[Figure record listings]
━━━━━━━━━━━━━━━━━━━━━━━━━━━━━━

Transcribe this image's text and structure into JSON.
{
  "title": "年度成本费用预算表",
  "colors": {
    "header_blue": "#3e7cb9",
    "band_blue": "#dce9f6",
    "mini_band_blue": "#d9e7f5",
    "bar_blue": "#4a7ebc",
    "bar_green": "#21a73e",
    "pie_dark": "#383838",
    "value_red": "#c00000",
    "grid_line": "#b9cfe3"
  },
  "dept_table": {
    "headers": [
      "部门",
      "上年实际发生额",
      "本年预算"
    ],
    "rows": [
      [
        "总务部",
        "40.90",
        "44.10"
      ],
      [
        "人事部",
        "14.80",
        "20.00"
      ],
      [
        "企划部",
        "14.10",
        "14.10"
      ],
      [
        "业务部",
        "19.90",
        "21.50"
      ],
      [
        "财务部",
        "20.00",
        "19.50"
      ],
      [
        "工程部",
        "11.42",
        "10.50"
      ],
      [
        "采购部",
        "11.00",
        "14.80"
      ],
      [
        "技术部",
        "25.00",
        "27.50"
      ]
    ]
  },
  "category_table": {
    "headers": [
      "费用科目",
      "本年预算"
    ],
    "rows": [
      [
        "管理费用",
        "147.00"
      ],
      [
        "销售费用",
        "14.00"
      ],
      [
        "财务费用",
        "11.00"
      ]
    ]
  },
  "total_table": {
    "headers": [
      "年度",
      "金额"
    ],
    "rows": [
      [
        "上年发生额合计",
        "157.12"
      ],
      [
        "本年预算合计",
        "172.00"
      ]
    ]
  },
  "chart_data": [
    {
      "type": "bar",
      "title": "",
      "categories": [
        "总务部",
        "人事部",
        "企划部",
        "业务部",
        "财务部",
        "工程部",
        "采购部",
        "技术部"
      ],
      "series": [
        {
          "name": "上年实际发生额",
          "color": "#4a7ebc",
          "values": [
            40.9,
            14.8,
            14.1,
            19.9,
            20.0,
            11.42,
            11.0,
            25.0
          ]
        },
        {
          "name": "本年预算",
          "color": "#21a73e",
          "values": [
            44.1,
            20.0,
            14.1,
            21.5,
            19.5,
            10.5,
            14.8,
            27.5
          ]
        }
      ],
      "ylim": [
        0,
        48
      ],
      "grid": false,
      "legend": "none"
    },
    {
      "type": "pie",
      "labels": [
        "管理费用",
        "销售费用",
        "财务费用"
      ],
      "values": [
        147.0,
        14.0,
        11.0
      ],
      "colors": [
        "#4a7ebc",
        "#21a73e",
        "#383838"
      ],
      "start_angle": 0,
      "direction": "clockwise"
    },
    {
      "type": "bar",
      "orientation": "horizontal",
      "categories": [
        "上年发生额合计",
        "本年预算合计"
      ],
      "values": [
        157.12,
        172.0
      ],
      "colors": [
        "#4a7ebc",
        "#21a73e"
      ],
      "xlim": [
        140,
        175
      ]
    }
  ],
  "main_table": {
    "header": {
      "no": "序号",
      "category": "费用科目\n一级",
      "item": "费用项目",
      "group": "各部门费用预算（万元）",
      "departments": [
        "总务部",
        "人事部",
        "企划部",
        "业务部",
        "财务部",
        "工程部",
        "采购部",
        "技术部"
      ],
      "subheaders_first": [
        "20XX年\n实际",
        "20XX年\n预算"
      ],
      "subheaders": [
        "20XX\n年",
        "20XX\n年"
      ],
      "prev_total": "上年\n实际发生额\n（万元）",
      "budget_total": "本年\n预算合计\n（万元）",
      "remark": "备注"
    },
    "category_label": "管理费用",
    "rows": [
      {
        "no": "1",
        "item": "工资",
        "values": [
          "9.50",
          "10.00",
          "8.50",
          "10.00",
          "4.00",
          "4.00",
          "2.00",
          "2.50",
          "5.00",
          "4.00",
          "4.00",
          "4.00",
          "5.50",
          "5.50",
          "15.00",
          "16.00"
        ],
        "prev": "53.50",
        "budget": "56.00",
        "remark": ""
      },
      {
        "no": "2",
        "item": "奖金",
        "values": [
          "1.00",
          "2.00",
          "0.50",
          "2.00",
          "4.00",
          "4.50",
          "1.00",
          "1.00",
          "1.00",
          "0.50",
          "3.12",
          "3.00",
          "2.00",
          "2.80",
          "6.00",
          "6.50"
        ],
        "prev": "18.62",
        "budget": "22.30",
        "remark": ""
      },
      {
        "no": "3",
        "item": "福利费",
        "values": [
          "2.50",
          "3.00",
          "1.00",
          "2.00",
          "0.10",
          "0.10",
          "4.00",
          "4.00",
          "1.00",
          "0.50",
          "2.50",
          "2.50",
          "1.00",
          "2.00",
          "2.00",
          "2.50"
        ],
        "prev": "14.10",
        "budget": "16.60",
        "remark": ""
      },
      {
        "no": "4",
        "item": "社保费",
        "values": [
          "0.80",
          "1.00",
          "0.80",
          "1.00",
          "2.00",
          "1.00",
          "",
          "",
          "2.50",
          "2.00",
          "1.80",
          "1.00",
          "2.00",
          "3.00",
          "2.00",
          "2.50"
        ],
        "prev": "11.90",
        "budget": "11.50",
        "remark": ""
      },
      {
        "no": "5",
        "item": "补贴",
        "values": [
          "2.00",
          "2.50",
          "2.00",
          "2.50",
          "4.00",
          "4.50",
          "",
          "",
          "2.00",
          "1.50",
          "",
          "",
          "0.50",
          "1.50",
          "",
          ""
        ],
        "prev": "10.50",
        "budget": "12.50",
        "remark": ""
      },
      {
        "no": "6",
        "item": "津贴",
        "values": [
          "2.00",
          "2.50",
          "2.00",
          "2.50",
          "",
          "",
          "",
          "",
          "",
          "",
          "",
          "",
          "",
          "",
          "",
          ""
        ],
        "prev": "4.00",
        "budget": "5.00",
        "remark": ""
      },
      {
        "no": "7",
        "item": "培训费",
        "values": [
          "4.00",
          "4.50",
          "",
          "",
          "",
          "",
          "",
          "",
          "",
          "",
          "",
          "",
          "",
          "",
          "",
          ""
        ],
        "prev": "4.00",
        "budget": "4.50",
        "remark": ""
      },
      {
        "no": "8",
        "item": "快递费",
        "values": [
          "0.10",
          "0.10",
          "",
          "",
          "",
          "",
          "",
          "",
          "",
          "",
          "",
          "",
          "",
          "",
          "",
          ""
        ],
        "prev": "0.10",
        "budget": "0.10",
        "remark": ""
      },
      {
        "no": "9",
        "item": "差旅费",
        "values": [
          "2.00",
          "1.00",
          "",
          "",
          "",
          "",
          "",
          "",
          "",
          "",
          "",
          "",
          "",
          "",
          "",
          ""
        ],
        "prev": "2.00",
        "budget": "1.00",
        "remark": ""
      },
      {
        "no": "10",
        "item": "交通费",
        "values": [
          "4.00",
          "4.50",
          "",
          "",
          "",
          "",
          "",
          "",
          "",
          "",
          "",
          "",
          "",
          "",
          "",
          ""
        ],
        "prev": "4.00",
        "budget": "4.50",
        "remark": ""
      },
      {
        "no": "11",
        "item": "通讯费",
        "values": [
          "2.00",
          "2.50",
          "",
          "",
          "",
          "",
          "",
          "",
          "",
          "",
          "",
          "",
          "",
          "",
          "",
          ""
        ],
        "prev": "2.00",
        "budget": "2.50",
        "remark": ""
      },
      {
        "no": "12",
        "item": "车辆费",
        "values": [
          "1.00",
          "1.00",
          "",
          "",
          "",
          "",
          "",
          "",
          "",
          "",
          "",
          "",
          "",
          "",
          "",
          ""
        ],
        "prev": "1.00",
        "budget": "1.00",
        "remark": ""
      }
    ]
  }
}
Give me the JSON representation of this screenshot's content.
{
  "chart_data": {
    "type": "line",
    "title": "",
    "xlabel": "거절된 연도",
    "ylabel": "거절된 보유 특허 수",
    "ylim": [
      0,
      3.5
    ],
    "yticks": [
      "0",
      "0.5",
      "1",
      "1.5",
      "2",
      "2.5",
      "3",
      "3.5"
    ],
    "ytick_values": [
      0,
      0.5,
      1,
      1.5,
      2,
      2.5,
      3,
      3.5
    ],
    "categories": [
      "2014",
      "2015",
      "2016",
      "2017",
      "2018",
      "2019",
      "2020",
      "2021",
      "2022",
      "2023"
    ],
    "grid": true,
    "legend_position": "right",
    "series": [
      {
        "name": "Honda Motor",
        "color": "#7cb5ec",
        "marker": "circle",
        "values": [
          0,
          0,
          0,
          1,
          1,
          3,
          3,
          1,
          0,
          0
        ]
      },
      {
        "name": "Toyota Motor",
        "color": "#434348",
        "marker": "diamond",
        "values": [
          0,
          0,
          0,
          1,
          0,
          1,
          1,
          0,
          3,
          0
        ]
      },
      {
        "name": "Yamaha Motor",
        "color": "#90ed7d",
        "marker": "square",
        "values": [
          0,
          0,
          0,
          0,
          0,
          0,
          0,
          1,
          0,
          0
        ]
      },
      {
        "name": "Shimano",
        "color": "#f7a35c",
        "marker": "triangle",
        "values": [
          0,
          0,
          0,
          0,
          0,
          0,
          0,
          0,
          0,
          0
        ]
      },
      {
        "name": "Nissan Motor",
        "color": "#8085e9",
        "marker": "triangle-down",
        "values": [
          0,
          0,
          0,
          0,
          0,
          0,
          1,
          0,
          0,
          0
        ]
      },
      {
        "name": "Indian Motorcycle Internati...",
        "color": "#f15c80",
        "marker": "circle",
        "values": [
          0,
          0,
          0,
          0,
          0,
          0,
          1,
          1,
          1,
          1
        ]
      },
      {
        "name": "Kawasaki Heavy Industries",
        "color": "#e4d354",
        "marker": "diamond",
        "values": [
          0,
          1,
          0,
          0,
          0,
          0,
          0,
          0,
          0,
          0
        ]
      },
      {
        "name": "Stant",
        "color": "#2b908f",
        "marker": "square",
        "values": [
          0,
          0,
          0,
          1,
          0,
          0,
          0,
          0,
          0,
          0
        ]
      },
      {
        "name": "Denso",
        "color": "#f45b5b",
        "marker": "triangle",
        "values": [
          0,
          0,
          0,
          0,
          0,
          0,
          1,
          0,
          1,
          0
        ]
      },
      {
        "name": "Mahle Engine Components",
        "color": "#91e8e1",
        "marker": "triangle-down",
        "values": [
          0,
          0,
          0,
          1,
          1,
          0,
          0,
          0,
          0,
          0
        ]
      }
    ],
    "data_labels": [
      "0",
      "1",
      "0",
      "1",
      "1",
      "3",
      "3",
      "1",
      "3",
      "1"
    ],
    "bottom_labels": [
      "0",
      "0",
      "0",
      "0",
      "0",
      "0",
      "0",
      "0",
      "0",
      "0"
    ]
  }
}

━━━━━━━━━━━━━━━━━━━━━━━━━━━━━━

PROBLEM =
Report each line in the data that holds the word "this".

FINAL ANSWER =
Transcribe this image's text and structure into JSON.
Give me the JSON representation of this screenshot's content.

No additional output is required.